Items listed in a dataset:
-=-=-
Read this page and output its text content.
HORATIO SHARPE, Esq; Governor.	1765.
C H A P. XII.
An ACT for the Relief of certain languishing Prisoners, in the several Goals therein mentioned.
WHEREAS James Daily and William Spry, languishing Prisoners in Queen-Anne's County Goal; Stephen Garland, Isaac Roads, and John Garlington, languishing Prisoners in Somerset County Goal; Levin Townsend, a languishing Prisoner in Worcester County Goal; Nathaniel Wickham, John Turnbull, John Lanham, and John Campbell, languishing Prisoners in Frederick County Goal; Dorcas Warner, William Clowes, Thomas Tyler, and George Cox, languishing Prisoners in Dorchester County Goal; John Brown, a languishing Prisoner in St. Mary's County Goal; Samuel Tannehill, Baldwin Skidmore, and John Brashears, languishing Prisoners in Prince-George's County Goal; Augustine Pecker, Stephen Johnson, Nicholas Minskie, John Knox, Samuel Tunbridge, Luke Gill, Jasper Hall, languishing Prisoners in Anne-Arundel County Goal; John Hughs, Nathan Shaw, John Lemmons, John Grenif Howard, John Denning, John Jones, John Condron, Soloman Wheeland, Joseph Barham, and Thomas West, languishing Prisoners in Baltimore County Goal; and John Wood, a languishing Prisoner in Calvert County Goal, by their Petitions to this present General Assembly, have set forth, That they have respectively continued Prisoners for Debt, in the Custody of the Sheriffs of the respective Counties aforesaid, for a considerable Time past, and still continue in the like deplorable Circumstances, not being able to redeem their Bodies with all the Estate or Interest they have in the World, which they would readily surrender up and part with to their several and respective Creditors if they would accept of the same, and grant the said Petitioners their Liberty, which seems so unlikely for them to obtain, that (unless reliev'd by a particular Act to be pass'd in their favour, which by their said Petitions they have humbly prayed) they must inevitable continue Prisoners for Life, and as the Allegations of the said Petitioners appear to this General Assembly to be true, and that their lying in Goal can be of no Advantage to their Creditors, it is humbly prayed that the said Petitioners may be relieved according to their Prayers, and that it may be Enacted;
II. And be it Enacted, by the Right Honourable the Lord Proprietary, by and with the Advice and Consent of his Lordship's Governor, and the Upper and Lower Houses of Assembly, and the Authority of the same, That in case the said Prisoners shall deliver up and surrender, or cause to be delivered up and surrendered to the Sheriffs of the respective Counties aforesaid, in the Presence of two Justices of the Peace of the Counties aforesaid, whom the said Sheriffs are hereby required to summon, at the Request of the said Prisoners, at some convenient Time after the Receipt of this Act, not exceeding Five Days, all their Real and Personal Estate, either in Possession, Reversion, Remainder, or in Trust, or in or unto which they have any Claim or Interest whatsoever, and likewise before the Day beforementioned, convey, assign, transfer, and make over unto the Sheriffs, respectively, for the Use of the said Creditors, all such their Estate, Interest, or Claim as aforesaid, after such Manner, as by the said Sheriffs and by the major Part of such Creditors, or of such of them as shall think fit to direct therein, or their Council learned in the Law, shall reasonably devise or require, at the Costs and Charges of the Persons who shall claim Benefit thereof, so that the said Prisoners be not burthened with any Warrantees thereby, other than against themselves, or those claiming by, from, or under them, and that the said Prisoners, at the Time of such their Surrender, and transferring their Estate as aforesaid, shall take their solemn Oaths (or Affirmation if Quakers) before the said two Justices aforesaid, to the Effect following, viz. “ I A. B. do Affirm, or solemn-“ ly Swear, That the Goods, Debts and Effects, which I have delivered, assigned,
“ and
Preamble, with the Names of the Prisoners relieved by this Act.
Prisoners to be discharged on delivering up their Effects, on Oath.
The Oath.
-=-=-
■ **Written exercise**
Here, the records must be output exactly and in full.

■ **Finished answer**
Read this page and output its text content.
HORATIO SHARPE, Esq; Governor.	1765.
C H A P. XII.
An ACT for the Relief of certain languishing Prisoners, in the several Goals therein mentioned.
WHEREAS James Daily and William Spry, languishing Prisoners in Queen-Anne's County Goal; Stephen Garland, Isaac Roads, and John Garlington, languishing Prisoners in Somerset County Goal; Levin Townsend, a languishing Prisoner in Worcester County Goal; Nathaniel Wickham, John Turnbull, John Lanham, and John Campbell, languishing Prisoners in Frederick County Goal; Dorcas Warner, William Clowes, Thomas Tyler, and George Cox, languishing Prisoners in Dorchester County Goal; John Brown, a languishing Prisoner in St. Mary's County Goal; Samuel Tannehill, Baldwin Skidmore, and John Brashears, languishing Prisoners in Prince-George's County Goal; Augustine Pecker, Stephen Johnson, Nicholas Minskie, John Knox, Samuel Tunbridge, Luke Gill, Jasper Hall, languishing Prisoners in Anne-Arundel County Goal; John Hughs, Nathan Shaw, John Lemmons, John Grenif Howard, John Denning, John Jones, John Condron, Soloman Wheeland, Joseph Barham, and Thomas West, languishing Prisoners in Baltimore County Goal; and John Wood, a languishing Prisoner in Calvert County Goal, by their Petitions to this present General Assembly, have set forth, That they have respectively continued Prisoners for Debt, in the Custody of the Sheriffs of the respective Counties aforesaid, for a considerable Time past, and still continue in the like deplorable Circumstances, not being able to redeem their Bodies with all the Estate or Interest they have in the World, which they would readily surrender up and part with to their several and respective Creditors if they would accept of the same, and grant the said Petitioners their Liberty, which seems so unlikely for them to obtain, that (unless reliev'd by a particular Act to be pass'd in their favour, which by their said Petitions they have humbly prayed) they must inevitable continue Prisoners for Life, and as the Allegations of the said Petitioners appear to this General Assembly to be true, and that their lying in Goal can be of no Advantage to their Creditors, it is humbly prayed that the said Petitioners may be relieved according to their Prayers, and that it may be Enacted;
II. And be it Enacted, by the Right Honourable the Lord Proprietary, by and with the Advice and Consent of his Lordship's Governor, and the Upper and Lower Houses of Assembly, and the Authority of the same, That in case the said Prisoners shall deliver up and surrender, or cause to be delivered up and surrendered to the Sheriffs of the respective Counties aforesaid, in the Presence of two Justices of the Peace of the Counties aforesaid, whom the said Sheriffs are hereby required to summon, at the Request of the said Prisoners, at some convenient Time after the Receipt of this Act, not exceeding Five Days, all their Real and Personal Estate, either in Possession, Reversion, Remainder, or in Trust, or in or unto which they have any Claim or Interest whatsoever, and likewise before the Day beforementioned, convey, assign, transfer, and make over unto the Sheriffs, respectively, for the Use of the said Creditors, all such their Estate, Interest, or Claim as aforesaid, after such Manner, as by the said Sheriffs and by the major Part of such Creditors, or of such of them as shall think fit to direct therein, or their Council learned in the Law, shall reasonably devise or require, at the Costs and Charges of the Persons who shall claim Benefit thereof, so that the said Prisoners be not burthened with any Warrantees thereby, other than against themselves, or those claiming by, from, or under them, and that the said Prisoners, at the Time of such their Surrender, and transferring their Estate as aforesaid, shall take their solemn Oaths (or Affirmation if Quakers) before the said two Justices aforesaid, to the Effect following, viz. “ I A. B. do Affirm, or solemn-“ ly Swear, That the Goods, Debts and Effects, which I have delivered, assigned,
“ and
Preamble, with the Names of the Prisoners relieved by this Act.
Prisoners to be discharged on delivering up their Effects, on Oath.
The Oath.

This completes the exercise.